• Goal: Exclude all pictures, then copy each of the records exactly as written.

• Material provided:
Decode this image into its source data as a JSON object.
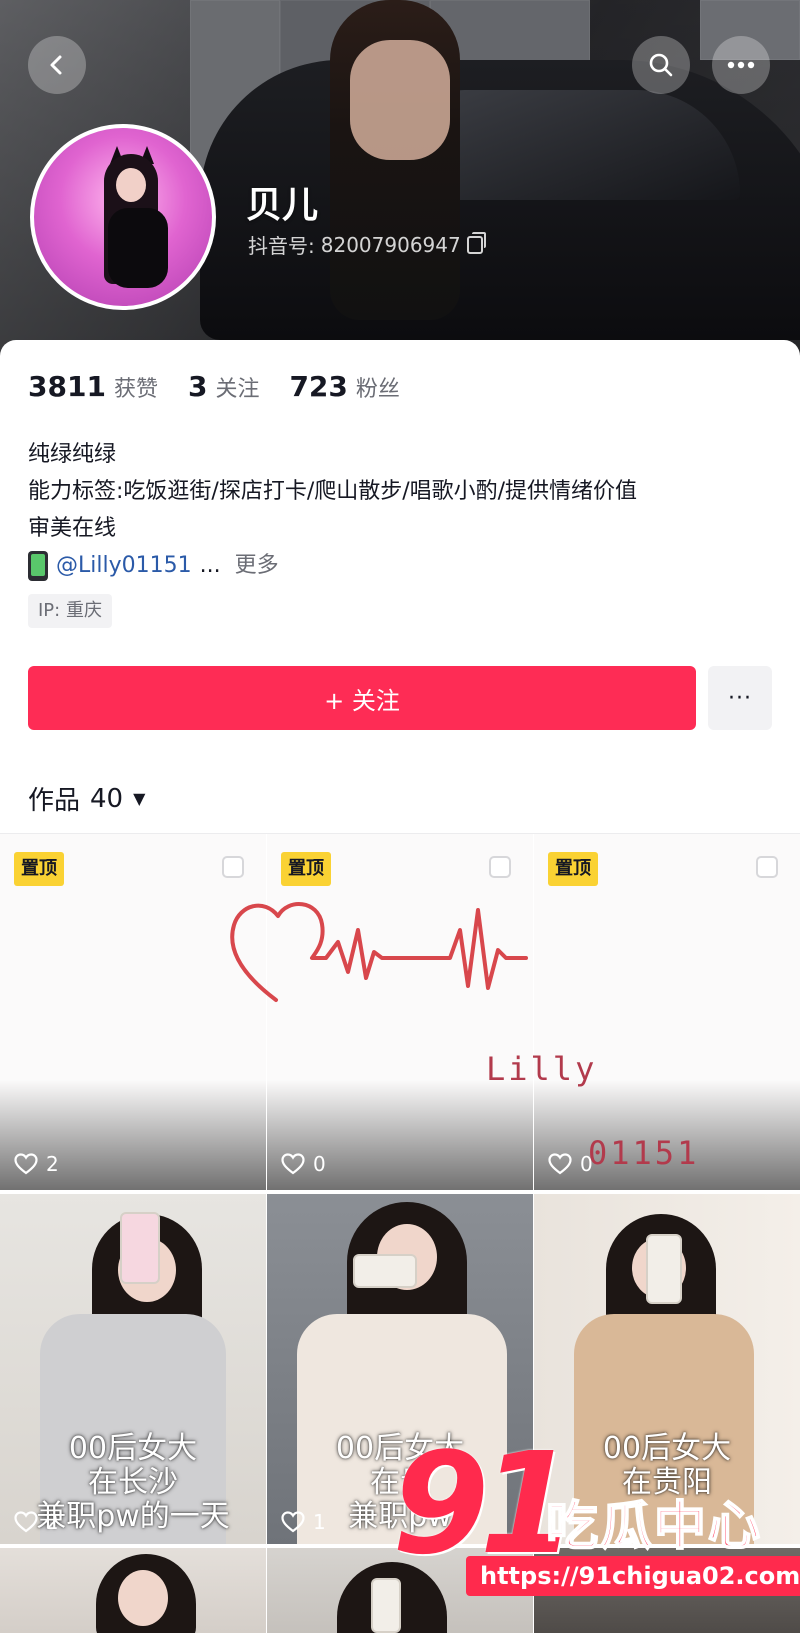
{
  "header": {
    "nickname": "贝儿",
    "douyin_id_label": "抖音号:",
    "douyin_id": "82007906947"
  },
  "stats": [
    {
      "value": "3811",
      "label": "获赞"
    },
    {
      "value": "3",
      "label": "关注"
    },
    {
      "value": "723",
      "label": "粉丝"
    }
  ],
  "bio": {
    "line1": "纯绿纯绿",
    "line2": "能力标签:吃饭逛街/探店打卡/爬山散步/唱歌小酌/提供情绪价值",
    "line3": "审美在线",
    "mention": "@Lilly01151",
    "ellipsis": "...",
    "more": "更多"
  },
  "ip_tag": "IP: 重庆",
  "actions": {
    "follow": "+ 关注",
    "more": "···"
  },
  "works_tab": {
    "label": "作品",
    "count": "40",
    "caret": "▼"
  },
  "pinned_label": "置顶",
  "pinned_tiles": [
    {
      "likes": "2"
    },
    {
      "likes": "0"
    },
    {
      "likes": "0"
    }
  ],
  "pinned_art": {
    "name": "Lilly",
    "code": "01151"
  },
  "video_tiles": [
    {
      "caption_line1": "00后女大",
      "caption_line2": "在长沙",
      "caption_line3": "兼职pw的一天",
      "likes": "2"
    },
    {
      "caption_line1": "00后女大",
      "caption_line2": "在贵",
      "caption_line3": "兼职pw",
      "likes": "1"
    },
    {
      "caption_line1": "00后女大",
      "caption_line2": "在贵阳",
      "caption_line3": "",
      "likes": ""
    }
  ],
  "watermark": {
    "big": "91",
    "cn": "吃瓜中心",
    "url": "https://91chigua02.com"
  },
  "colors": {
    "accent": "#fe2c55",
    "pin_badge": "#fad233",
    "link": "#2b5aa8"
  }
}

• Response to the task:
Decode this image into its source data as a JSON object.
{
  "header": {
    "nickname": "贝儿",
    "douyin_id_label": "抖音号:",
    "douyin_id": "82007906947"
  },
  "stats": [
    {
      "value": "3811",
      "label": "获赞"
    },
    {
      "value": "3",
      "label": "关注"
    },
    {
      "value": "723",
      "label": "粉丝"
    }
  ],
  "bio": {
    "line1": "纯绿纯绿",
    "line2": "能力标签:吃饭逛街/探店打卡/爬山散步/唱歌小酌/提供情绪价值",
    "line3": "审美在线",
    "mention": "@Lilly01151",
    "ellipsis": "...",
    "more": "更多"
  },
  "ip_tag": "IP: 重庆",
  "actions": {
    "follow": "+ 关注",
    "more": "···"
  },
  "works_tab": {
    "label": "作品",
    "count": "40",
    "caret": "▼"
  },
  "pinned_label": "置顶",
  "pinned_tiles": [
    {
      "likes": "2"
    },
    {
      "likes": "0"
    },
    {
      "likes": "0"
    }
  ],
  "pinned_art": {
    "name": "Lilly",
    "code": "01151"
  },
  "video_tiles": [
    {
      "caption_line1": "00后女大",
      "caption_line2": "在长沙",
      "caption_line3": "兼职pw的一天",
      "likes": "2"
    },
    {
      "caption_line1": "00后女大",
      "caption_line2": "在贵",
      "caption_line3": "兼职pw",
      "likes": "1"
    },
    {
      "caption_line1": "00后女大",
      "caption_line2": "在贵阳",
      "caption_line3": "",
      "likes": ""
    }
  ],
  "watermark": {
    "big": "91",
    "cn": "吃瓜中心",
    "url": "https://91chigua02.com"
  },
  "colors": {
    "accent": "#fe2c55",
    "pin_badge": "#fad233",
    "link": "#2b5aa8"
  }
}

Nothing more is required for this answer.